→ **GIVEN DATA**:
-.-.-

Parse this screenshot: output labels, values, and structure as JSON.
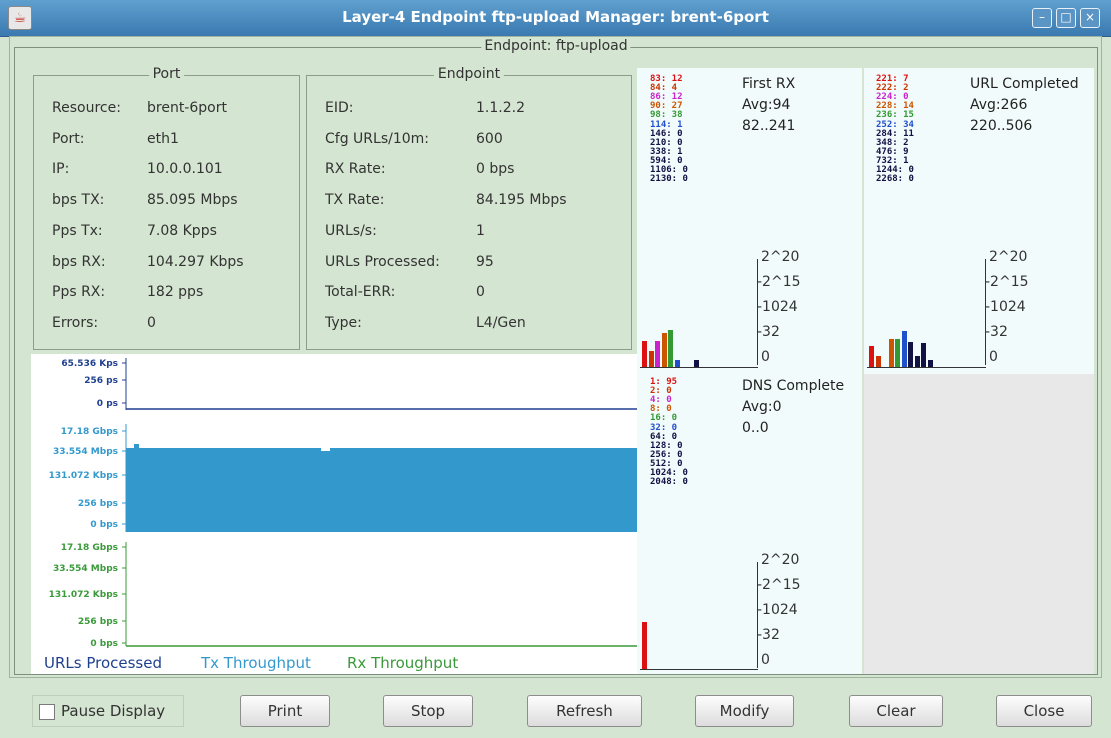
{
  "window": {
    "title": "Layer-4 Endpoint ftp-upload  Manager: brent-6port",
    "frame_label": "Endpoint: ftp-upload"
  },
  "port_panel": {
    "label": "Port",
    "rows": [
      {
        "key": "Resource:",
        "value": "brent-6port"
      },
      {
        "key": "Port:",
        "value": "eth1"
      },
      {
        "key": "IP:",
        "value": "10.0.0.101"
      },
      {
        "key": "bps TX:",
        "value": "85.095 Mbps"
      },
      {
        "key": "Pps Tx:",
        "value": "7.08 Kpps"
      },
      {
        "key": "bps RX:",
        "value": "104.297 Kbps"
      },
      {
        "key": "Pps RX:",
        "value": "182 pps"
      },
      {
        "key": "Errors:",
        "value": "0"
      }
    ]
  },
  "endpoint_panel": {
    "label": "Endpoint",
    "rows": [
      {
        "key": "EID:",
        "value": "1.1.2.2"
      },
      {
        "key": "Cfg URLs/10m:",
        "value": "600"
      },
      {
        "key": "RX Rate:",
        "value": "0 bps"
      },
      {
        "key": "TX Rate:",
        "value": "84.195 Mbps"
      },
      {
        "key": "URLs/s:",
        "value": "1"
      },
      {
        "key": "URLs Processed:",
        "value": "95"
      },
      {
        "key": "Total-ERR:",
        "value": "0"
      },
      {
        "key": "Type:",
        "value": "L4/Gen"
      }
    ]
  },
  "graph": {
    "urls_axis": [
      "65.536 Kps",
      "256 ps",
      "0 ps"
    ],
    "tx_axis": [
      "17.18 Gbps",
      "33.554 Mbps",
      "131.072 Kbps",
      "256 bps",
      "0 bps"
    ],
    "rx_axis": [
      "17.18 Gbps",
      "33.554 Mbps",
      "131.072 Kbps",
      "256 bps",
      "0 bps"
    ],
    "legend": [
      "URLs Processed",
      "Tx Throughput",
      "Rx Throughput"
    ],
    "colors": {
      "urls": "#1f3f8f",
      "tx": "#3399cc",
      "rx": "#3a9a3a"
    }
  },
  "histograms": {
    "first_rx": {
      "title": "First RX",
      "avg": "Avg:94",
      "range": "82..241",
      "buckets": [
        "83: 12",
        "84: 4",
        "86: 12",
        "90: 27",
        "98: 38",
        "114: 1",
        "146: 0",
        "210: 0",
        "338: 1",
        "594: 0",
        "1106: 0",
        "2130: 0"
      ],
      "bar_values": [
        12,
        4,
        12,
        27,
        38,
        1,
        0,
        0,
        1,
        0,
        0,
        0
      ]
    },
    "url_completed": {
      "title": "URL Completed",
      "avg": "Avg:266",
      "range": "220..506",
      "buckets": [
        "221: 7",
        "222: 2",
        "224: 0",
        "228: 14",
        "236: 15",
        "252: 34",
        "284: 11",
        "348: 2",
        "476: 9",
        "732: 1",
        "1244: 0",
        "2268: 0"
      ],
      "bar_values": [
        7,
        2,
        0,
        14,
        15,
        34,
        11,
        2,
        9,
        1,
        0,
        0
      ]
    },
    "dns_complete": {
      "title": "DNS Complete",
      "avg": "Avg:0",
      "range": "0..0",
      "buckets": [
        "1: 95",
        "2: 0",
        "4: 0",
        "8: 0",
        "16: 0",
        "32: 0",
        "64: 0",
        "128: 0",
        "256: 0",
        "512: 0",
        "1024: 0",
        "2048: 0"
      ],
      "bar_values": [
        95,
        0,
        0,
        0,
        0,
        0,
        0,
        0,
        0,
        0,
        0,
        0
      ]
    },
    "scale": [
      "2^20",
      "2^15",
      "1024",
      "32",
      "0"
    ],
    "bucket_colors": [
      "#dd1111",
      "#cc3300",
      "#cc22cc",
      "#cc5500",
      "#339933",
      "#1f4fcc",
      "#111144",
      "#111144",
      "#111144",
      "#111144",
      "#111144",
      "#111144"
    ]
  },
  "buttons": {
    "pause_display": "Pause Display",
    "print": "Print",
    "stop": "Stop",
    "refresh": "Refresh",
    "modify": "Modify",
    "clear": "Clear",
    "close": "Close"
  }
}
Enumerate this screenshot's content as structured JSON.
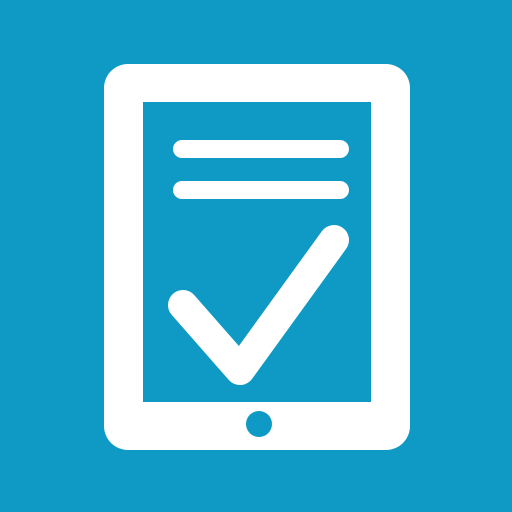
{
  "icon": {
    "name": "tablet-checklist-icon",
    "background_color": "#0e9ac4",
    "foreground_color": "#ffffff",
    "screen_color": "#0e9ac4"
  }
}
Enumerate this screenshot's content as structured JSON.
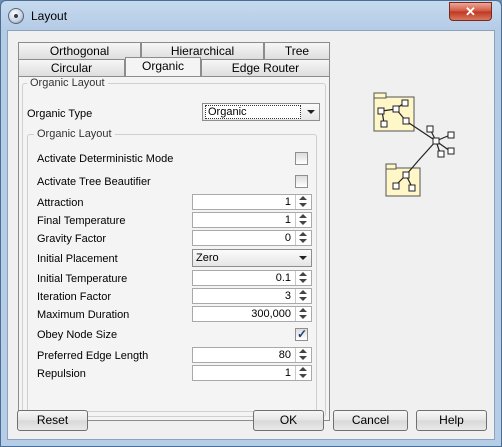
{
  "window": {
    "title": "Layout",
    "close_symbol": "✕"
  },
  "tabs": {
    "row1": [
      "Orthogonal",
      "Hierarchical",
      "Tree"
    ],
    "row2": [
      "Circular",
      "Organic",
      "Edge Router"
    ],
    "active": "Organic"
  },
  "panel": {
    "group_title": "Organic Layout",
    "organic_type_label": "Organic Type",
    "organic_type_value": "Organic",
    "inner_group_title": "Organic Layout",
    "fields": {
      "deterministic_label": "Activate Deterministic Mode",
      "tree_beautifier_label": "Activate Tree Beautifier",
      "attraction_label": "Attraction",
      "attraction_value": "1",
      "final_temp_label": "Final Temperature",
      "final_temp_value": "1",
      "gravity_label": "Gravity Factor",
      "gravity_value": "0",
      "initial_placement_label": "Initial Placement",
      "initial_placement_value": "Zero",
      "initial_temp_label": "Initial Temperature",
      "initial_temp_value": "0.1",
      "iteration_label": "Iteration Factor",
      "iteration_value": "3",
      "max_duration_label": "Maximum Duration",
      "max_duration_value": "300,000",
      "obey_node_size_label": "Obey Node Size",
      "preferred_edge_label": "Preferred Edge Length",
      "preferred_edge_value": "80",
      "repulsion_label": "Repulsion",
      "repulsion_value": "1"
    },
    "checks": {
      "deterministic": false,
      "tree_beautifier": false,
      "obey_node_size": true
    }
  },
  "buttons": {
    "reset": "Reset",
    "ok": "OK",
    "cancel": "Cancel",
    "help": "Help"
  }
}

-.-.-

Copy all the entries word for word. Omit any pictures.

→ **WRITTEN SOLUTION**:
Parse this screenshot: output labels, values, and structure as JSON.
{
  "window": {
    "title": "Layer-4 Endpoint ftp-upload  Manager: brent-6port",
    "frame_label": "Endpoint: ftp-upload"
  },
  "port_panel": {
    "label": "Port",
    "rows": [
      {
        "key": "Resource:",
        "value": "brent-6port"
      },
      {
        "key": "Port:",
        "value": "eth1"
      },
      {
        "key": "IP:",
        "value": "10.0.0.101"
      },
      {
        "key": "bps TX:",
        "value": "85.095 Mbps"
      },
      {
        "key": "Pps Tx:",
        "value": "7.08 Kpps"
      },
      {
        "key": "bps RX:",
        "value": "104.297 Kbps"
      },
      {
        "key": "Pps RX:",
        "value": "182 pps"
      },
      {
        "key": "Errors:",
        "value": "0"
      }
    ]
  },
  "endpoint_panel": {
    "label": "Endpoint",
    "rows": [
      {
        "key": "EID:",
        "value": "1.1.2.2"
      },
      {
        "key": "Cfg URLs/10m:",
        "value": "600"
      },
      {
        "key": "RX Rate:",
        "value": "0 bps"
      },
      {
        "key": "TX Rate:",
        "value": "84.195 Mbps"
      },
      {
        "key": "URLs/s:",
        "value": "1"
      },
      {
        "key": "URLs Processed:",
        "value": "95"
      },
      {
        "key": "Total-ERR:",
        "value": "0"
      },
      {
        "key": "Type:",
        "value": "L4/Gen"
      }
    ]
  },
  "graph": {
    "urls_axis": [
      "65.536 Kps",
      "256 ps",
      "0 ps"
    ],
    "tx_axis": [
      "17.18 Gbps",
      "33.554 Mbps",
      "131.072 Kbps",
      "256 bps",
      "0 bps"
    ],
    "rx_axis": [
      "17.18 Gbps",
      "33.554 Mbps",
      "131.072 Kbps",
      "256 bps",
      "0 bps"
    ],
    "legend": [
      "URLs Processed",
      "Tx Throughput",
      "Rx Throughput"
    ],
    "colors": {
      "urls": "#1f3f8f",
      "tx": "#3399cc",
      "rx": "#3a9a3a"
    }
  },
  "histograms": {
    "first_rx": {
      "title": "First RX",
      "avg": "Avg:94",
      "range": "82..241",
      "buckets": [
        "83: 12",
        "84: 4",
        "86: 12",
        "90: 27",
        "98: 38",
        "114: 1",
        "146: 0",
        "210: 0",
        "338: 1",
        "594: 0",
        "1106: 0",
        "2130: 0"
      ],
      "bar_values": [
        12,
        4,
        12,
        27,
        38,
        1,
        0,
        0,
        1,
        0,
        0,
        0
      ]
    },
    "url_completed": {
      "title": "URL Completed",
      "avg": "Avg:266",
      "range": "220..506",
      "buckets": [
        "221: 7",
        "222: 2",
        "224: 0",
        "228: 14",
        "236: 15",
        "252: 34",
        "284: 11",
        "348: 2",
        "476: 9",
        "732: 1",
        "1244: 0",
        "2268: 0"
      ],
      "bar_values": [
        7,
        2,
        0,
        14,
        15,
        34,
        11,
        2,
        9,
        1,
        0,
        0
      ]
    },
    "dns_complete": {
      "title": "DNS Complete",
      "avg": "Avg:0",
      "range": "0..0",
      "buckets": [
        "1: 95",
        "2: 0",
        "4: 0",
        "8: 0",
        "16: 0",
        "32: 0",
        "64: 0",
        "128: 0",
        "256: 0",
        "512: 0",
        "1024: 0",
        "2048: 0"
      ],
      "bar_values": [
        95,
        0,
        0,
        0,
        0,
        0,
        0,
        0,
        0,
        0,
        0,
        0
      ]
    },
    "scale": [
      "2^20",
      "2^15",
      "1024",
      "32",
      "0"
    ],
    "bucket_colors": [
      "#dd1111",
      "#cc3300",
      "#cc22cc",
      "#cc5500",
      "#339933",
      "#1f4fcc",
      "#111144",
      "#111144",
      "#111144",
      "#111144",
      "#111144",
      "#111144"
    ]
  },
  "buttons": {
    "pause_display": "Pause Display",
    "print": "Print",
    "stop": "Stop",
    "refresh": "Refresh",
    "modify": "Modify",
    "clear": "Clear",
    "close": "Close"
  }
}
Enumerate this screenshot's content as structured JSON.
{
  "icon": {
    "name": "tablet-checklist-icon",
    "background_color": "#0e9ac4",
    "foreground_color": "#ffffff",
    "screen_color": "#0e9ac4"
  }
}
Enumerate this screenshot's content as structured JSON.
{
  "window": {
    "title": "Layout",
    "close_symbol": "✕"
  },
  "tabs": {
    "row1": [
      "Orthogonal",
      "Hierarchical",
      "Tree"
    ],
    "row2": [
      "Circular",
      "Organic",
      "Edge Router"
    ],
    "active": "Organic"
  },
  "panel": {
    "group_title": "Organic Layout",
    "organic_type_label": "Organic Type",
    "organic_type_value": "Organic",
    "inner_group_title": "Organic Layout",
    "fields": {
      "deterministic_label": "Activate Deterministic Mode",
      "tree_beautifier_label": "Activate Tree Beautifier",
      "attraction_label": "Attraction",
      "attraction_value": "1",
      "final_temp_label": "Final Temperature",
      "final_temp_value": "1",
      "gravity_label": "Gravity Factor",
      "gravity_value": "0",
      "initial_placement_label": "Initial Placement",
      "initial_placement_value": "Zero",
      "initial_temp_label": "Initial Temperature",
      "initial_temp_value": "0.1",
      "iteration_label": "Iteration Factor",
      "iteration_value": "3",
      "max_duration_label": "Maximum Duration",
      "max_duration_value": "300,000",
      "obey_node_size_label": "Obey Node Size",
      "preferred_edge_label": "Preferred Edge Length",
      "preferred_edge_value": "80",
      "repulsion_label": "Repulsion",
      "repulsion_value": "1"
    },
    "checks": {
      "deterministic": false,
      "tree_beautifier": false,
      "obey_node_size": true
    }
  },
  "buttons": {
    "reset": "Reset",
    "ok": "OK",
    "cancel": "Cancel",
    "help": "Help"
  }
}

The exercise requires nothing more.